→ **Challenge**
How many lines in the records below contain the word "same"? Give only the number.

→ **Material for this exercise**
_____

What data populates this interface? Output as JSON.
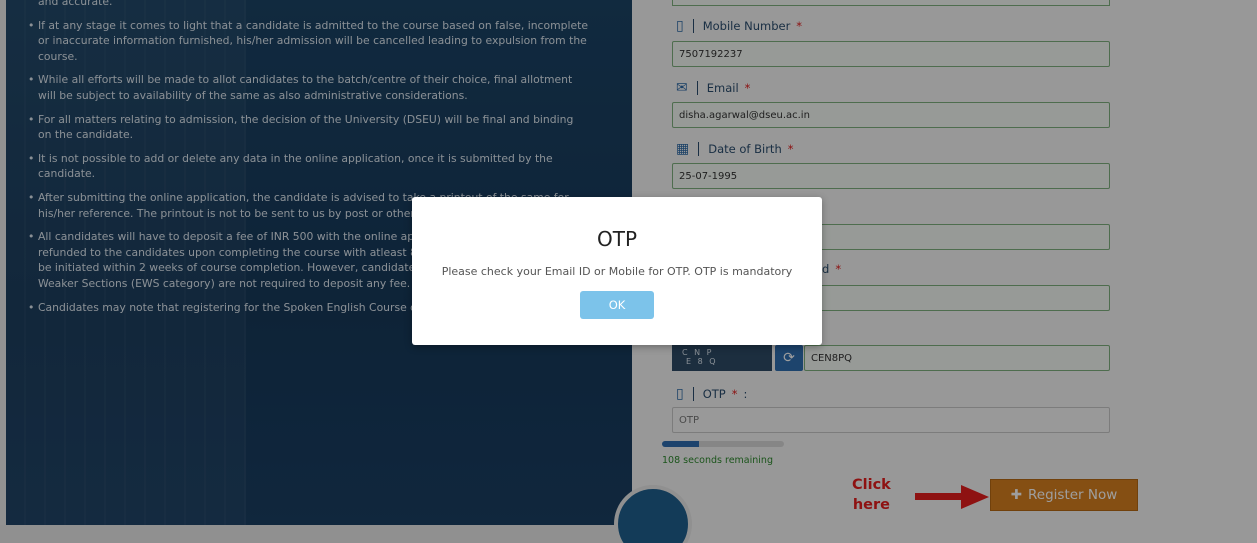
{
  "notes": {
    "first_tail": "and accurate.",
    "items": [
      "If at any stage it comes to light that a candidate is admitted to the course based on false, incomplete or inaccurate information furnished, his/her admission will be cancelled leading to expulsion from the course.",
      "While all efforts will be made to allot candidates to the batch/centre of their choice, final allotment will be subject to availability of the same as also administrative considerations.",
      "For all matters relating to admission, the decision of the University (DSEU) will be final and binding on the candidate.",
      "It is not possible to add or delete any data in the online application, once it is submitted by the candidate.",
      "After submitting the online application, the candidate is advised to take a printout of the same for his/her reference. The printout is not to be sent to us by post or otherwise.",
      "All candidates will have to deposit a fee of INR 500 with the online application. This amount will be refunded to the candidates upon completing the course with atleast 80% attendance. The refund will be initiated within 2 weeks of course completion. However, candidates belonging to Economically Weaker Sections (EWS category) are not required to deposit any fee.",
      "Candidates may note that registering for the Spoken English Course does not guarantee admission."
    ]
  },
  "form": {
    "mobile": {
      "label": "Mobile Number",
      "value": "7507192237"
    },
    "email": {
      "label": "Email",
      "value": "disha.agarwal@dseu.ac.in"
    },
    "dob": {
      "label": "Date of Birth",
      "value": "25-07-1995"
    },
    "password_label_tail": "d",
    "captcha": {
      "image_text_1": "C N P",
      "image_text_2": "E 8 Q",
      "value": "CEN8PQ"
    },
    "otp": {
      "label": "OTP",
      "colon": ":",
      "placeholder": "OTP"
    },
    "timer": {
      "text": "108 seconds remaining",
      "progress": 0.3
    },
    "register_label": "Register Now",
    "required_mark": "*"
  },
  "annotation": {
    "line1": "Click",
    "line2": "here"
  },
  "modal": {
    "title": "OTP",
    "message": "Please check your Email ID or Mobile for OTP. OTP is mandatory",
    "ok_label": "OK"
  },
  "icons": {
    "mobile": "mobile-icon",
    "email": "envelope-icon",
    "dob": "calendar-icon",
    "refresh": "refresh-icon",
    "register": "add-user-icon"
  }
}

_____

→ **Answer to the problem**
2